# DOCUMENT
DEALING WITH DROUGHT
Permanent Mechanisms Needed
After four
successive years of good rains, the spectre of drought once again looms large
over western India. Although it may not be as severe as that which gripped the
region in 1987-88, it is nonetheless a severe threat which has not received
the attention it deserves. As many as 21,500 villages in 23 districts in
Maharashtra have been officially declared affected.
Unfortunately, despite experience in tackling the crises which date back to
the Raj, state governments are still guilty of knee-jerk reactions when
confronted by drought. As a matter of fact, they behave in precisely the same
way when they have to tackle converse phenomenon-floods. They simply importune
the Centre for additional funds.
Begging Again
This is not, as may be imagined, a recipe for disaster. On the contrary, it is
New Delhi’s recognition of the fact that states will prove the proverbial
Oliver Twists and demands need to be pruned to size, if not gently ignored.
What is more, it should prompt the state governments to realise that they will
have to learn to live with drought as a permanent feature of life. Instead of
entering into a protracted correspondence with Delhi, it would do better to
devise ways of combating the scourge of water scarcity.
Fortunately, a state like Maharashtra, for eg., already possess a blue print
for doing so in its highly acclaimed employment guarantee scheme (EGS). This
was launched in 1972, following one of the worst droughts in decades,
fulfilling an election promise made by the state Congress party a year
earlier. Quite simply, the EGS promises work to those who are prepared to do
manual labour but cannot find it on their own. The only condition is that such
work should be unskilled.
Maharashtra’s growth has been highly lopsided. Although it is one of the
most industrialised states, and hence urbanised - with one in every three
citizens living in towns - the countryside is terribly pauperised, with only
13 per cent of the land irrigated. This has made the EGS a godsend when the
rains fail. One indication of its near-total implementation can be gleaned
from the fact that out of the state’s 31 districts, which include Bombay and
Pune, the EGS operates in no fewer than 29.
But it would be wrong to imaging that the EGS is the complete panacea to
problems of rural scarcity. To begin with, it is riddled with bureaucratic
procedures. An applicant has to register his or her name with the village
talathi or gramsevak by filling in a form. Following this, he has to approach
an authority like the tehsildar and seek employment on a second form. The
tehsildar has to provide work within 15 days of such an application, stating
that the person is prepared to work for atleast 30 continuous days, and has to
issue a directive to the implementing agency in a third form. Worse still is
the corruption, which often deprives a job-seeker of his dues, since work is
paid by piece rate for different categories.

Item position entries
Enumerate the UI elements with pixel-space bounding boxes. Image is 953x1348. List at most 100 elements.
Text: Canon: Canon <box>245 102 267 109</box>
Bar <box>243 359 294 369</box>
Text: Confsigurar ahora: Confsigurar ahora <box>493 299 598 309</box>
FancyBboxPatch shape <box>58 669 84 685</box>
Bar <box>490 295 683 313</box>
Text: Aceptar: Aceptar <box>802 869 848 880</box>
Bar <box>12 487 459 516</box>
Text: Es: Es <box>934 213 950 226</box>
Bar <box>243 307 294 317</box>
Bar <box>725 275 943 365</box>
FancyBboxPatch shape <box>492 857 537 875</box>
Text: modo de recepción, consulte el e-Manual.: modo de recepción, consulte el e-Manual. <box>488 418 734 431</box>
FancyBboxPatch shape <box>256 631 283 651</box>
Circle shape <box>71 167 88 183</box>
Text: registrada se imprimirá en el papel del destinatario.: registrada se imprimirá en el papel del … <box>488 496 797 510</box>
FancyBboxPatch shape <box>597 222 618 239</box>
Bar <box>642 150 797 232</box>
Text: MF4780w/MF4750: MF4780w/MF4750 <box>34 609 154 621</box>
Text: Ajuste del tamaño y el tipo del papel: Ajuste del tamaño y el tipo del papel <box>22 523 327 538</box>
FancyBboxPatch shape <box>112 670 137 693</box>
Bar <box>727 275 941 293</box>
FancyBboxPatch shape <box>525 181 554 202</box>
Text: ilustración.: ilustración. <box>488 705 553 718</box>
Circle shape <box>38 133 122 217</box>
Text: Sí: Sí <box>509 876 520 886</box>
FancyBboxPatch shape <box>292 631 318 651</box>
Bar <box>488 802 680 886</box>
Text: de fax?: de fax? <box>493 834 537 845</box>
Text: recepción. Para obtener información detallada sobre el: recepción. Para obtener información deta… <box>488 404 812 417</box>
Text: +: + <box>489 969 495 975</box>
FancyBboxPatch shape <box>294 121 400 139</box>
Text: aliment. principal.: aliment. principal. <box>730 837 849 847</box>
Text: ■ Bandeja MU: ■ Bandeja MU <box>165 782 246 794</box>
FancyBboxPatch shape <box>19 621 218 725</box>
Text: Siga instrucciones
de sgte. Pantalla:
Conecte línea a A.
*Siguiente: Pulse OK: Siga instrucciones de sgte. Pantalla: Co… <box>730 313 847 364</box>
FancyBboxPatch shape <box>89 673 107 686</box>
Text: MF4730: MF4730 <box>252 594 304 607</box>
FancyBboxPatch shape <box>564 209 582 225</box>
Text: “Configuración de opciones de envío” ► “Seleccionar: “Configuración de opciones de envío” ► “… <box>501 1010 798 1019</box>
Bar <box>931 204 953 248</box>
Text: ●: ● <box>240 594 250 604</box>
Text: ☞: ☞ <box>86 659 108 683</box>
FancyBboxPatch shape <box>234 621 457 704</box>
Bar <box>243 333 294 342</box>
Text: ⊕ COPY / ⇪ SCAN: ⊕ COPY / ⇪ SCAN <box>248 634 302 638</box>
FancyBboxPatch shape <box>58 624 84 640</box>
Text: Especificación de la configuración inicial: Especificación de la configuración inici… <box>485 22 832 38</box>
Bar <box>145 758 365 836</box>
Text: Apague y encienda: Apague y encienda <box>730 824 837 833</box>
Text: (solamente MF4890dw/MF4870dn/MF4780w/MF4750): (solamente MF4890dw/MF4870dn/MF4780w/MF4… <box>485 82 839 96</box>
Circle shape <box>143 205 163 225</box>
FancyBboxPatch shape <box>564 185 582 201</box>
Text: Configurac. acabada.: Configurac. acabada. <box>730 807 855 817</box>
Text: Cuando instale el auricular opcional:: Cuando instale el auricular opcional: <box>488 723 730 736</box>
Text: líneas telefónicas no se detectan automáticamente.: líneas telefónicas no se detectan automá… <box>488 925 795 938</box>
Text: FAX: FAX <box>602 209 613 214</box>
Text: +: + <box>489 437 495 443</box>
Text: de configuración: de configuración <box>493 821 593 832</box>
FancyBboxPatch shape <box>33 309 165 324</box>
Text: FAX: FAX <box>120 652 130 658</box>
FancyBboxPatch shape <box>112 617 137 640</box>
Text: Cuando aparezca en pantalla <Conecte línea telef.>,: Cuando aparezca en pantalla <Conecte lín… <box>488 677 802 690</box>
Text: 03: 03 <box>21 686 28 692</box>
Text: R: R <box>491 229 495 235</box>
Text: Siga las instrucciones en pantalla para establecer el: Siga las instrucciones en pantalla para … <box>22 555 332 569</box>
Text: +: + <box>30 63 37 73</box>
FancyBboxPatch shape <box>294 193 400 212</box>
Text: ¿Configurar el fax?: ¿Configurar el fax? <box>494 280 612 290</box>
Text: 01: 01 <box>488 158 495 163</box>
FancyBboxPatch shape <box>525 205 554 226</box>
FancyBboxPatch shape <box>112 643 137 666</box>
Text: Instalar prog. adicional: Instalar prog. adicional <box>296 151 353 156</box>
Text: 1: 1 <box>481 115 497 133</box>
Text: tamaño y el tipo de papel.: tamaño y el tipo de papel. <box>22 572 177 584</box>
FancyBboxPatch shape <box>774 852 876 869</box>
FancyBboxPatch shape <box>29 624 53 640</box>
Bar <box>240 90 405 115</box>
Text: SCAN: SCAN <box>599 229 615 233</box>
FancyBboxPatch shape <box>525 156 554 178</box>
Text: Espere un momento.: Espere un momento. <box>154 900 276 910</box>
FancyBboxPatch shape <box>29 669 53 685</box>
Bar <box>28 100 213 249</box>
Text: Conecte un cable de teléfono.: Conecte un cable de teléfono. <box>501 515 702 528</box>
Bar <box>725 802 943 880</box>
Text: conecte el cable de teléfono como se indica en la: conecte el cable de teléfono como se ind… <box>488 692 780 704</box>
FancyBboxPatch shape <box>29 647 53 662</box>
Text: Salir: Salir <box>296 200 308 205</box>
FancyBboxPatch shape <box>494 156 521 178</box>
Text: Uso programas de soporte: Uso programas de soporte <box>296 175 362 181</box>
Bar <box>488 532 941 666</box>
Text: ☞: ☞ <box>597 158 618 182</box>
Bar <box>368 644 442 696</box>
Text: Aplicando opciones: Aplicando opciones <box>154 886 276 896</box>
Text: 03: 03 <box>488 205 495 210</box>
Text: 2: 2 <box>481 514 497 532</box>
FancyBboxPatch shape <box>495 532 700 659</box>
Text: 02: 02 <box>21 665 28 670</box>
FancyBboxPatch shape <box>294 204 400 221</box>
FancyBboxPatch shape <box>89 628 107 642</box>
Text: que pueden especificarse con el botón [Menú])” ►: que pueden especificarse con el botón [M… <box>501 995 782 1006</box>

# SET TASK 1
For the editorial on drought, decide whether each statement agrees with it: (a) the employment guarantee scheme was launched in 1972; (b) half of Maharashtra's land is irrigated; (c) the employment guarantee scheme operates in all 31 of the state's districts. Answer yes or no for each and quote the deciding words.
# SET TASK 2
Change the passage of the editorial on drought from "What is more, it" to "of water scarcity." by replacing "protracted" with "lengthy".
# SET TASK 3
Carry the editorial on drought in western India further, beginning right after its final sentence.

# TASK ANSWER 1
(a) Yes: "This was launched in 1972"
(b) No: "with only 13 per cent of the land irrigated"
(c) No: "the EGS operates in no fewer than 29"

# TASK ANSWER 2
What is more, it should prompt the state governments to realise that they will
have to learn to live with drought as a permanent feature of life. Instead of
entering into a lengthy correspondence with Delhi, it would do better to
devise ways of combating the scourge of water scarcity.

# TASK ANSWER 3
Faulty Concept
Apart from the implementation, it is also the very concept that is at fault.
In the first two decades, the promoters of the EGS have been more concerned
with creating employment for its own sake that in permanent assets which
sustain livelihood in villages. It is only more recently that the emphasis has
shifted to the conservation of that most precious resource, water. Thus the
EGS includes the labour-intensive components of major and medium irrigation
projects, building canals, percolation and storage tanks and underground
bandharas or reservoirs. What is more, it has taken up soil conservation, land
development like bunding and, last but not least, afforestation. If the EGS is
able to restore the green cover in certain areas, it will help to keep the
ravages of drought at bay.
Partial Answer
All the same, the EGS is only a partial answer to the multitudes of problems
posed by drought. It is too narrow in its scope and encumbered by procedures
and by the lack of commitment of many of the administrators and their henchmen
down the line. The situation calls for a much more concerted effort by people
themselves, rather than only activitating the official machinery. Indeed,
unless the two most vital resources - land and water - are managed by
communities, it is difficult to see how employment can be generated on a mass
scale in the countryside.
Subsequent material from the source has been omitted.